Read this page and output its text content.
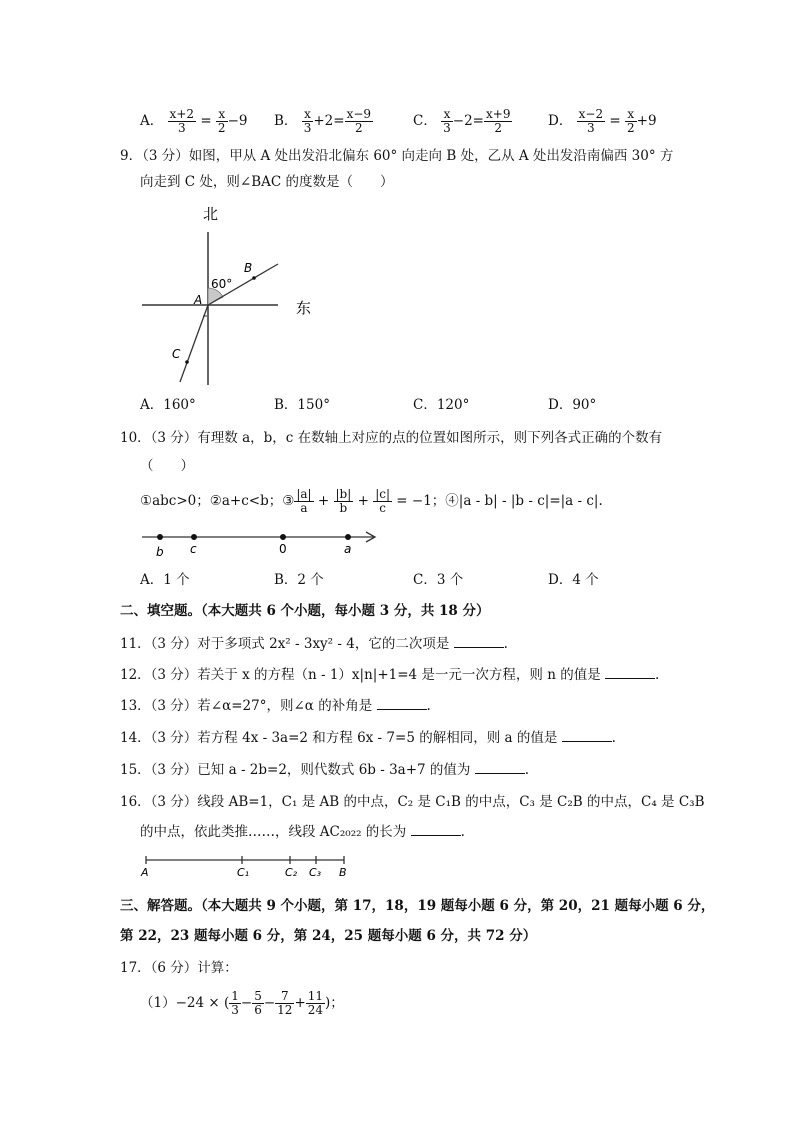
A． $\frac{x+2}{3} = \frac{x}{2} -9$ B． $\frac{x}{3} +2= \frac{x-9}{2}$	C． $\frac{x}{3} -2= \frac{x+9}{2}$	D． $\frac{x-2}{3} = \frac{x}{2} +9$
9．（3 分）如图，甲从 A 处出发沿北偏东 60° 向走向 B 处，乙从 A 处出发沿南偏西 30° 方
向走到 C 处，则∠BAC 的度数是（　　）
北
东
60°
B
A
C
A．160°	B．150°	C．120°	D．90°
10．（3 分）有理数 a，b，c 在数轴上对应的点的位置如图所示，则下列各式正确的个数有
（　　）
①abc>0；②a+c<b；③ $\frac{|a|}{a} + \frac{|b|}{b} + \frac{|c|}{c} = -1$；④|a - b| - |b - c|=|a - c|.
b c	0	a
A．1 个	B．2 个	C．3 个	D．4 个
二、填空题。（本大题共 6 个小题，每小题 3 分，共 18 分）
11．（3 分）对于多项式 2x² - 3xy² - 4，它的二次项是	.
12．（3 分）若关于 x 的方程（n - 1）x|n|+1=4 是一元一次方程，则 n 的值是	.
13．（3 分）若∠α=27°，则∠α 的补角是	.
14．（3 分）若方程 4x - 3a=2 和方程 6x - 7=5 的解相同，则 a 的值是	.
15．（3 分）已知 a - 2b=2，则代数式 6b - 3a+7 的值为	.
16．（3 分）线段 AB=1，C₁ 是 AB 的中点，C₂ 是 C₁B 的中点，C₃ 是 C₂B 的中点，C₄ 是 C₃B
的中点，依此类推……，线段 AC₂₀₂₂ 的长为	.
A	C₁	C₂ C₃ B
三、解答题。（本大题共 9 个小题，第 17，18，19 题每小题 6 分，第 20，21 题每小题 6 分，
第 22，23 题每小题 6 分，第 24，25 题每小题 6 分，共 72 分）
17．（6 分）计算：
（1）−24 × ( $\frac{1}{3} - \frac{5}{6} - \frac{7}{12} + \frac{11}{24}$ )；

########################################

SET PROBLEM: Repeat every record above exactly, but leave out any pictures.

CORRECT OUTPUT:
Read this page and output its text content.
A． $\frac{x+2}{3} = \frac{x}{2} -9$ B． $\frac{x}{3} +2= \frac{x-9}{2}$	C． $\frac{x}{3} -2= \frac{x+9}{2}$	D． $\frac{x-2}{3} = \frac{x}{2} +9$
9．（3 分）如图，甲从 A 处出发沿北偏东 60° 向走向 B 处，乙从 A 处出发沿南偏西 30° 方
向走到 C 处，则∠BAC 的度数是（　　）
北
东
60°
B
A
C
A．160°	B．150°	C．120°	D．90°
10．（3 分）有理数 a，b，c 在数轴上对应的点的位置如图所示，则下列各式正确的个数有
（　　）
①abc>0；②a+c<b；③ $\frac{|a|}{a} + \frac{|b|}{b} + \frac{|c|}{c} = -1$；④|a - b| - |b - c|=|a - c|.
b c	0	a
A．1 个	B．2 个	C．3 个	D．4 个
二、填空题。（本大题共 6 个小题，每小题 3 分，共 18 分）
11．（3 分）对于多项式 2x² - 3xy² - 4，它的二次项是	.
12．（3 分）若关于 x 的方程（n - 1）x|n|+1=4 是一元一次方程，则 n 的值是	.
13．（3 分）若∠α=27°，则∠α 的补角是	.
14．（3 分）若方程 4x - 3a=2 和方程 6x - 7=5 的解相同，则 a 的值是	.
15．（3 分）已知 a - 2b=2，则代数式 6b - 3a+7 的值为	.
16．（3 分）线段 AB=1，C₁ 是 AB 的中点，C₂ 是 C₁B 的中点，C₃ 是 C₂B 的中点，C₄ 是 C₃B
的中点，依此类推……，线段 AC₂₀₂₂ 的长为	.
A	C₁	C₂ C₃ B
三、解答题。（本大题共 9 个小题，第 17，18，19 题每小题 6 分，第 20，21 题每小题 6 分，
第 22，23 题每小题 6 分，第 24，25 题每小题 6 分，共 72 分）
17．（6 分）计算：
（1）−24 × ( $\frac{1}{3} - \frac{5}{6} - \frac{7}{12} + \frac{11}{24}$ )；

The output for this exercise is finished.